**Brief**
Drop the pictures, then extract the listing word for word.

___ Provided records ___

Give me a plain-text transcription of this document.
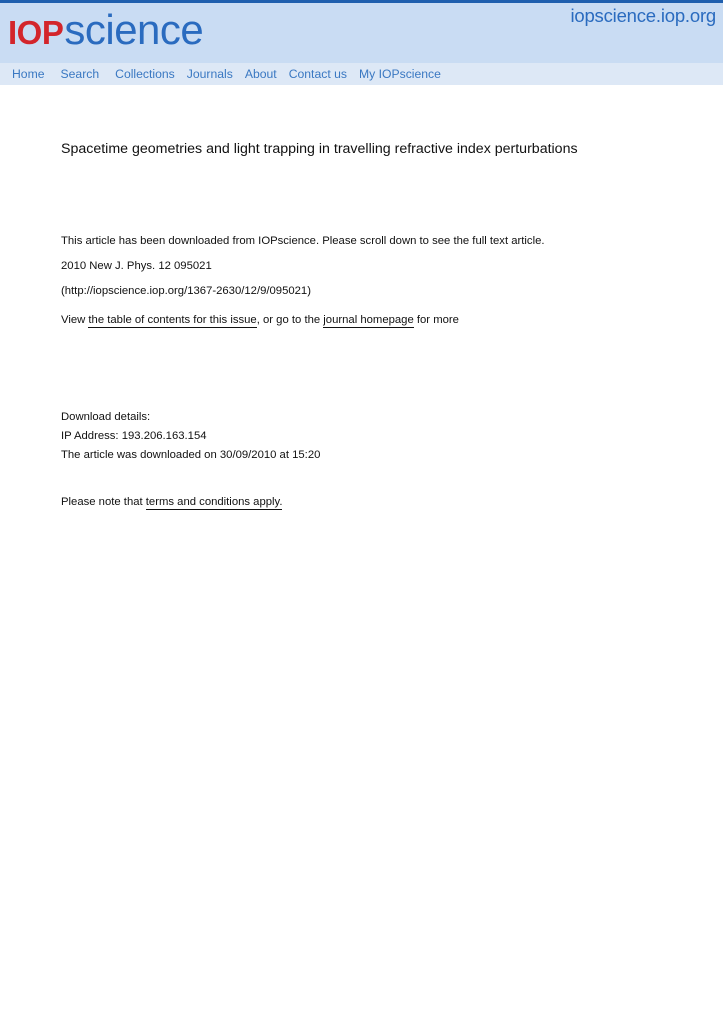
IOP science	iopscience.iop.org
Home Search Collections Journals About Contact us My IOPscience
Spacetime geometries and light trapping in travelling refractive index perturbations
This article has been downloaded from IOPscience. Please scroll down to see the full text article.
2010 New J. Phys. 12 095021
(http://iopscience.iop.org/1367-2630/12/9/095021)
View the table of contents for this issue, or go to the journal homepage for more
Download details:
IP Address: 193.206.163.154
The article was downloaded on 30/09/2010 at 15:20
Please note that terms and conditions apply.
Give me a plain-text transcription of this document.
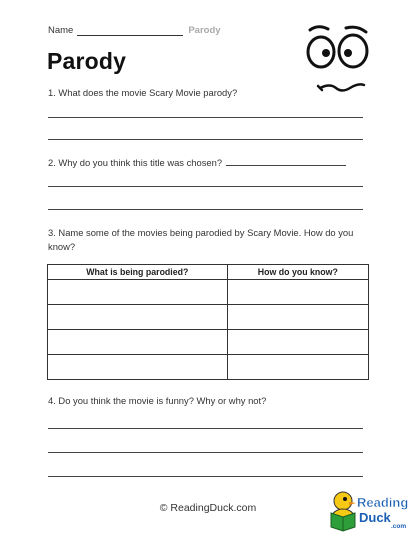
Name	Parody
Parody
1. What does the movie Scary Movie parody?
2. Why do you think this title was chosen?
3. Name some of the movies being parodied by Scary Movie. How do you know?
What is being parodied?	How do you know?

4. Do you think the movie is funny? Why or why not?
© ReadingDuck.com	Reading
Duck
.com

___

**Response to this exercise**
Give me a plain-text transcription of this document.
IOP science	iopscience.iop.org
Home Search Collections Journals About Contact us My IOPscience
Spacetime geometries and light trapping in travelling refractive index perturbations
This article has been downloaded from IOPscience. Please scroll down to see the full text article.
2010 New J. Phys. 12 095021
(http://iopscience.iop.org/1367-2630/12/9/095021)
View the table of contents for this issue, or go to the journal homepage for more
Download details:
IP Address: 193.206.163.154
The article was downloaded on 30/09/2010 at 15:20
Please note that terms and conditions apply.
Give me a plain-text transcription of this document.
Name	Parody
Parody
1. What does the movie Scary Movie parody?
2. Why do you think this title was chosen?
3. Name some of the movies being parodied by Scary Movie. How do you know?
What is being parodied?	How do you know?

4. Do you think the movie is funny? Why or why not?
© ReadingDuck.com	Reading
Duck
.com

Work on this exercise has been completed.